═════ THE INPUT ═════

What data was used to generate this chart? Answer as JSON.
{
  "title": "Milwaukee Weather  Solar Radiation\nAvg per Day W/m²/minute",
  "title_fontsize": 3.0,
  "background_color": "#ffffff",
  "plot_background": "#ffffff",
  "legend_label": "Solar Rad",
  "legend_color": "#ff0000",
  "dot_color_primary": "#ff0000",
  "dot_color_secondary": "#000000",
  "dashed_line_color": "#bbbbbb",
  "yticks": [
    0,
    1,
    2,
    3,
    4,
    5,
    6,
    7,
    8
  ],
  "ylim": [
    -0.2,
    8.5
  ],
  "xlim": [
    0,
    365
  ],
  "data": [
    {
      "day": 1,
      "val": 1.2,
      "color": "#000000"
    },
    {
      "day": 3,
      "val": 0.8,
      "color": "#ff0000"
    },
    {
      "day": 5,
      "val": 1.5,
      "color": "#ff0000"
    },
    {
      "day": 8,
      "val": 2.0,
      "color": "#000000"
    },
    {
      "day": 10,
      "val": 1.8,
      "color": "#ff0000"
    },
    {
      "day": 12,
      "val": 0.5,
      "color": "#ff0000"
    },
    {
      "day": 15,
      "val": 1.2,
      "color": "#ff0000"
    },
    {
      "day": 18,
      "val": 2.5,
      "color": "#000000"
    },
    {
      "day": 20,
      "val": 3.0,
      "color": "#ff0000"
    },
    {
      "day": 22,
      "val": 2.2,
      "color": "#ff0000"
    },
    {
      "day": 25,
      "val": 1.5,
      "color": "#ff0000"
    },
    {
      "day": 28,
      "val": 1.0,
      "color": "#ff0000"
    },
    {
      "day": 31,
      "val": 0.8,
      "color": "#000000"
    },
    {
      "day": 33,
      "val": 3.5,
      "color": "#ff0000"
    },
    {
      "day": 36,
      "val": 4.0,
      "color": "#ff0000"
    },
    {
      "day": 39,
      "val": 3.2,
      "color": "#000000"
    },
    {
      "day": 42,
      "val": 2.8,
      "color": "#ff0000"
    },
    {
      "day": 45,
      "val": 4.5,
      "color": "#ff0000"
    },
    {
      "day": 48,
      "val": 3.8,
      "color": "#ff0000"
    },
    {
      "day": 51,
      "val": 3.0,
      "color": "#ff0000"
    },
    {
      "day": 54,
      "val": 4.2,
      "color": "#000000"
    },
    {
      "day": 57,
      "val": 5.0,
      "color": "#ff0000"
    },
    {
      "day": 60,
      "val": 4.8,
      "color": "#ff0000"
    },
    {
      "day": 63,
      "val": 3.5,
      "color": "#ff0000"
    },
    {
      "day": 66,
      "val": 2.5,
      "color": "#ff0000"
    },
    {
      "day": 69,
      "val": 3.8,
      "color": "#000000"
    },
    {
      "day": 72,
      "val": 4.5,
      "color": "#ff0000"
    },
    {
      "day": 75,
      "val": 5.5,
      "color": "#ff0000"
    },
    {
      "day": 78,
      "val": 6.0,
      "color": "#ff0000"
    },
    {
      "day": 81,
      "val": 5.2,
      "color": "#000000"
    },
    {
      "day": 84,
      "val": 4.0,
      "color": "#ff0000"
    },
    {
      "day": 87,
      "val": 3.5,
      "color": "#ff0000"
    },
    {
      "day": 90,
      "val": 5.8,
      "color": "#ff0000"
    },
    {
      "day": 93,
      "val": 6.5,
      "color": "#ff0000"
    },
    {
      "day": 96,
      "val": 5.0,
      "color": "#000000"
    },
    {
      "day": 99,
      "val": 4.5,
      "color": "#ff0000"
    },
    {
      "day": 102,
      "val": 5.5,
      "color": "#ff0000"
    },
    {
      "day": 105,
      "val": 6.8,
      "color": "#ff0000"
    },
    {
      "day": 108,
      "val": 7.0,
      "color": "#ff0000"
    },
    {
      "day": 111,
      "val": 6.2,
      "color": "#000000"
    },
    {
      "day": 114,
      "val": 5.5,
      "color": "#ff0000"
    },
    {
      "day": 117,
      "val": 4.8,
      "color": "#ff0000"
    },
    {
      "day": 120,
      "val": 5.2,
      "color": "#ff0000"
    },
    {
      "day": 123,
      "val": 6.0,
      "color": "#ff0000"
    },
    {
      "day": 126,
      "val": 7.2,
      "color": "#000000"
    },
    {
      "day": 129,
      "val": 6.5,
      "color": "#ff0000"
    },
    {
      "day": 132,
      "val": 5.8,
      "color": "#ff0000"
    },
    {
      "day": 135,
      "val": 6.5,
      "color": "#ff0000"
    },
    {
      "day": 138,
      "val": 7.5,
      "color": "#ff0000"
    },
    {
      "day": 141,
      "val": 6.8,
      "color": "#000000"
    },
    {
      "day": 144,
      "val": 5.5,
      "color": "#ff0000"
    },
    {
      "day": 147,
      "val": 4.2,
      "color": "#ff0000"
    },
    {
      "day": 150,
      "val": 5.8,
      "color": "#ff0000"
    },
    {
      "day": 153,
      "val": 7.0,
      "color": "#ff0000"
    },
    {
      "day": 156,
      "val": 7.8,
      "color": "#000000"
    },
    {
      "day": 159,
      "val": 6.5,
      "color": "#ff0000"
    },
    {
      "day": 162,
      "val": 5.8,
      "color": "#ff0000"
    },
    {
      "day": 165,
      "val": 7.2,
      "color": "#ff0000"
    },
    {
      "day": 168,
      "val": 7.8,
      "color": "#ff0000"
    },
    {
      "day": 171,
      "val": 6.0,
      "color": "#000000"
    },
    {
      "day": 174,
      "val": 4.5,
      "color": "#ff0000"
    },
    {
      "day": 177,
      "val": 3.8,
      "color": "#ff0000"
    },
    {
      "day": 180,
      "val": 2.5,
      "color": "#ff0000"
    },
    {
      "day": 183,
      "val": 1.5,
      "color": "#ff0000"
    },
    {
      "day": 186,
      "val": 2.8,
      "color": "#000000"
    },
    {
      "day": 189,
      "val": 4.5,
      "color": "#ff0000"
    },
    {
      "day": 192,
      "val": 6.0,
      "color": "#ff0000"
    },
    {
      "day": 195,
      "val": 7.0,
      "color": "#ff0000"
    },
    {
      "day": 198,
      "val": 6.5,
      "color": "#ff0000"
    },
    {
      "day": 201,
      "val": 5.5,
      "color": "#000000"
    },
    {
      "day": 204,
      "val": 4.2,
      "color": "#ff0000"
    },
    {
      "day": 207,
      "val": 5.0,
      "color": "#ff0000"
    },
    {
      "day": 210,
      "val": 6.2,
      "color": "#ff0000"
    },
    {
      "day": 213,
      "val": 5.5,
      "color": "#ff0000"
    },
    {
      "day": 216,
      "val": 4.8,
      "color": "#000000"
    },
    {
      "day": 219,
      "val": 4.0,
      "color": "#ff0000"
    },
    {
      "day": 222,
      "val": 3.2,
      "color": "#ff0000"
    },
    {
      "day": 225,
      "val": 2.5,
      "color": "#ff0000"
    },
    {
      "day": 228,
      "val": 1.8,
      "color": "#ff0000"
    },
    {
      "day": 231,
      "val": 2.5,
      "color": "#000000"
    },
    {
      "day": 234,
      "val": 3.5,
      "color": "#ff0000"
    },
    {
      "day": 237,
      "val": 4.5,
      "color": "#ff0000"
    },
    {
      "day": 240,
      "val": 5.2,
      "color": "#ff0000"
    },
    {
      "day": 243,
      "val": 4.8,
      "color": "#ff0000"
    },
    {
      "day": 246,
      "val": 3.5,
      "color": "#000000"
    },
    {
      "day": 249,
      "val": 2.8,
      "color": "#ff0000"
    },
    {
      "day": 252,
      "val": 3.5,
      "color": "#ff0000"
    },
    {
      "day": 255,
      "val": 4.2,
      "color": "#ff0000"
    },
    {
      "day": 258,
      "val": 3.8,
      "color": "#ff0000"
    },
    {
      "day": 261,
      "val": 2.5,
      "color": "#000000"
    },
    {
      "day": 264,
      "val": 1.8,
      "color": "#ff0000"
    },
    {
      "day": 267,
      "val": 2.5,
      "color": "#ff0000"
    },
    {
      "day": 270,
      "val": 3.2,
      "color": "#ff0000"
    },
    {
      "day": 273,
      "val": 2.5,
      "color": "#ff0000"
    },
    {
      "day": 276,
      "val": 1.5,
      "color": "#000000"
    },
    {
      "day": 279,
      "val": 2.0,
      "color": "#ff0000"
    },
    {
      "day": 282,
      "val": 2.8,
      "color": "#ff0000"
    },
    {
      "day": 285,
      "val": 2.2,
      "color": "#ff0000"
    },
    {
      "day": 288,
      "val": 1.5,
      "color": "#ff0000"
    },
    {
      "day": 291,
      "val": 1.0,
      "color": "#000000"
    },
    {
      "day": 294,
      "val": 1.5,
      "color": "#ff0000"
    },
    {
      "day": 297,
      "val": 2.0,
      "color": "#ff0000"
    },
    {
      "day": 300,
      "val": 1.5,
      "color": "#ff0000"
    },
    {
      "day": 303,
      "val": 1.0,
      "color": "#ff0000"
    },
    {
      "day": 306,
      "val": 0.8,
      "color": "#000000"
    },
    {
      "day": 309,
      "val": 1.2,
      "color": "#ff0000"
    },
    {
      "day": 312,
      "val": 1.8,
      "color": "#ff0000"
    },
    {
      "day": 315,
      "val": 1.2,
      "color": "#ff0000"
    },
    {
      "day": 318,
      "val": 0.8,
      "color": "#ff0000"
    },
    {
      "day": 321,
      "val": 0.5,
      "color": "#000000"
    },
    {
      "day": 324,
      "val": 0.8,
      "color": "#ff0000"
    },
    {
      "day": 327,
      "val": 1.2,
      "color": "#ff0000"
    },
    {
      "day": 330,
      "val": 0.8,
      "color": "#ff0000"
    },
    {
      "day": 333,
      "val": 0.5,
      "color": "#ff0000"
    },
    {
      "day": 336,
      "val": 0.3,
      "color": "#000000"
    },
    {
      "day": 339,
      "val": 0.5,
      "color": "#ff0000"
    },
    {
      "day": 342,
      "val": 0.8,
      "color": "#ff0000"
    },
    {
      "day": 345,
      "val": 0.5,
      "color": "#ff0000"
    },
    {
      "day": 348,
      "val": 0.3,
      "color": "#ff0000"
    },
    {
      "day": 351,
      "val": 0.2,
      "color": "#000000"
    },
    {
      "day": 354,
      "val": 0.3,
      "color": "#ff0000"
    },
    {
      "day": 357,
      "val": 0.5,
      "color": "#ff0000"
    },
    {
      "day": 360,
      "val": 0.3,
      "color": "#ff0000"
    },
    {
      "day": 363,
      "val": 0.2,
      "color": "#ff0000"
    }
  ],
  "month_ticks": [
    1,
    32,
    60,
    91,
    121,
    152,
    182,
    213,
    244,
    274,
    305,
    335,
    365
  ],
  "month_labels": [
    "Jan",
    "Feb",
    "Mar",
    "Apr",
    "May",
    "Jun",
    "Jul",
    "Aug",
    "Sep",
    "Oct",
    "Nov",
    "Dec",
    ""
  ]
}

═════

STATED PROBLEM: Identify every line above with the string "data" in it. Copy those lines.

THE REPLY:
What data was used to generate this chart? Answer as JSON.
  "data": [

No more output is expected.